■ EXERCISE INSTRUCTIONS: Reproduce every one of the rows below, keeping each line character for character as it stands.

■ EXCERPTED DATA:
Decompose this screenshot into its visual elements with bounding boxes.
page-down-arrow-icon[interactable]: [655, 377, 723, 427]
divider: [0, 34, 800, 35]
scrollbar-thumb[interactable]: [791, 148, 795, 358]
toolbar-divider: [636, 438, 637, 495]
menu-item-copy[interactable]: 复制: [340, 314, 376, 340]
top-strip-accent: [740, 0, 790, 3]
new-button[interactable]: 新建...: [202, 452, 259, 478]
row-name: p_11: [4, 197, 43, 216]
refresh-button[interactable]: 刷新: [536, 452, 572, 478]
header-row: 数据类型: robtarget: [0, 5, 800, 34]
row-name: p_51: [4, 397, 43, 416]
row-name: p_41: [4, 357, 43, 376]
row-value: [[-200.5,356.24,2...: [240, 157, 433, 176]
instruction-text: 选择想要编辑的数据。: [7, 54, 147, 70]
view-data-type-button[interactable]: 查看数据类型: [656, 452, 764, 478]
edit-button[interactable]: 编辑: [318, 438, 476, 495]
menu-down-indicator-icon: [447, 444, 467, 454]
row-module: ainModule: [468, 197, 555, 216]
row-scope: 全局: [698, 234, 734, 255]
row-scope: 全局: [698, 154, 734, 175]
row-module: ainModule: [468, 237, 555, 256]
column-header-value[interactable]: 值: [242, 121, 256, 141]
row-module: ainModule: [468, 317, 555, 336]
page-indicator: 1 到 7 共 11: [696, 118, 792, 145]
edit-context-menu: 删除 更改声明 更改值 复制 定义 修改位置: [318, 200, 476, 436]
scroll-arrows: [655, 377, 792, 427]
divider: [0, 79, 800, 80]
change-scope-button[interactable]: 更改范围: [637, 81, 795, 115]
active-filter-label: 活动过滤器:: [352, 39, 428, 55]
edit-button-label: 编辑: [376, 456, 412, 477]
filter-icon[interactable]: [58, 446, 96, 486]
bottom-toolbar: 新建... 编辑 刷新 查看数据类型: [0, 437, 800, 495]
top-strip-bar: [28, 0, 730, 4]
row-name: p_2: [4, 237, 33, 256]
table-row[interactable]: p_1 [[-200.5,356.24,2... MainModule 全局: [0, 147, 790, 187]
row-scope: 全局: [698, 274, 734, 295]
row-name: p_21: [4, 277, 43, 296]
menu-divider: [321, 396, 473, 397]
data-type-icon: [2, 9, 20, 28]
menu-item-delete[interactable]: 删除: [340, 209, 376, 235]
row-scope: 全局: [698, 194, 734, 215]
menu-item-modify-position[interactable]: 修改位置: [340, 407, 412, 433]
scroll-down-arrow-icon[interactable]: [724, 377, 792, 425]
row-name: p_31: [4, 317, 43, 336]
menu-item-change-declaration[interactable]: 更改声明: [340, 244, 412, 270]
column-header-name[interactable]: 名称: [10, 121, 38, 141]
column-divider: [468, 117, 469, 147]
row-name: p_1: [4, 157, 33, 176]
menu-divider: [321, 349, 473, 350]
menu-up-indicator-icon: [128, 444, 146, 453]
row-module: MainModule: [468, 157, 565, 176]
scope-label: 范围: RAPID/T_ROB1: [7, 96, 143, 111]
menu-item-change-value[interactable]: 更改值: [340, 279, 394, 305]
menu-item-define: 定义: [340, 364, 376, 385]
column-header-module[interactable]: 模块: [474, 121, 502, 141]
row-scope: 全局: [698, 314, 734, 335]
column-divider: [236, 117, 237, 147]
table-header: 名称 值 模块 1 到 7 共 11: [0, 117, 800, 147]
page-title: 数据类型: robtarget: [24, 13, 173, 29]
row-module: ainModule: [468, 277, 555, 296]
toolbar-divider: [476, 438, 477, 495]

■ PROBLEM SOLUTION:
Decompose this screenshot into its visual elements with bounding boxes.
page-down-arrow-icon[interactable]: [655, 377, 723, 427]
divider: [0, 34, 800, 35]
scrollbar-thumb[interactable]: [791, 148, 795, 358]
toolbar-divider: [636, 438, 637, 495]
menu-item-copy[interactable]: 复制: [340, 314, 376, 340]
top-strip-accent: [740, 0, 790, 3]
new-button[interactable]: 新建...: [202, 452, 259, 478]
row-name: p_11: [4, 197, 43, 216]
refresh-button[interactable]: 刷新: [536, 452, 572, 478]
header-row: 数据类型: robtarget: [0, 5, 800, 34]
row-name: p_51: [4, 397, 43, 416]
row-name: p_41: [4, 357, 43, 376]
row-value: [[-200.5,356.24,2...: [240, 157, 433, 176]
instruction-text: 选择想要编辑的数据。: [7, 54, 147, 70]
view-data-type-button[interactable]: 查看数据类型: [656, 452, 764, 478]
edit-button[interactable]: 编辑: [318, 438, 476, 495]
menu-down-indicator-icon: [447, 444, 467, 454]
row-module: ainModule: [468, 197, 555, 216]
row-scope: 全局: [698, 234, 734, 255]
row-scope: 全局: [698, 154, 734, 175]
row-module: ainModule: [468, 237, 555, 256]
column-header-value[interactable]: 值: [242, 121, 256, 141]
row-module: ainModule: [468, 317, 555, 336]
page-indicator: 1 到 7 共 11: [696, 118, 792, 145]
edit-context-menu: 删除 更改声明 更改值 复制 定义 修改位置: [318, 200, 476, 436]
scroll-arrows: [655, 377, 792, 427]
divider: [0, 79, 800, 80]
change-scope-button[interactable]: 更改范围: [637, 81, 795, 115]
active-filter-label: 活动过滤器:: [352, 39, 428, 55]
edit-button-label: 编辑: [376, 456, 412, 477]
filter-icon[interactable]: [58, 446, 96, 486]
bottom-toolbar: 新建... 编辑 刷新 查看数据类型: [0, 437, 800, 495]
top-strip-bar: [28, 0, 730, 4]
row-name: p_2: [4, 237, 33, 256]
table-row[interactable]: p_1 [[-200.5,356.24,2... MainModule 全局: [0, 147, 790, 187]
row-scope: 全局: [698, 274, 734, 295]
row-name: p_21: [4, 277, 43, 296]
menu-divider: [321, 396, 473, 397]
data-type-icon: [2, 9, 20, 28]
menu-item-delete[interactable]: 删除: [340, 209, 376, 235]
row-scope: 全局: [698, 194, 734, 215]
menu-item-modify-position[interactable]: 修改位置: [340, 407, 412, 433]
scroll-down-arrow-icon[interactable]: [724, 377, 792, 425]
row-name: p_31: [4, 317, 43, 336]
menu-item-change-declaration[interactable]: 更改声明: [340, 244, 412, 270]
column-header-name[interactable]: 名称: [10, 121, 38, 141]
column-divider: [468, 117, 469, 147]
row-name: p_1: [4, 157, 33, 176]
menu-divider: [321, 349, 473, 350]
menu-up-indicator-icon: [128, 444, 146, 453]
row-module: MainModule: [468, 157, 565, 176]
scope-label: 范围: RAPID/T_ROB1: [7, 96, 143, 111]
menu-item-change-value[interactable]: 更改值: [340, 279, 394, 305]
menu-item-define: 定义: [340, 364, 376, 385]
column-header-module[interactable]: 模块: [474, 121, 502, 141]
row-scope: 全局: [698, 314, 734, 335]
column-divider: [236, 117, 237, 147]
table-header: 名称 值 模块 1 到 7 共 11: [0, 117, 800, 147]
page-title: 数据类型: robtarget: [24, 13, 173, 29]
row-module: ainModule: [468, 277, 555, 296]
toolbar-divider: [476, 438, 477, 495]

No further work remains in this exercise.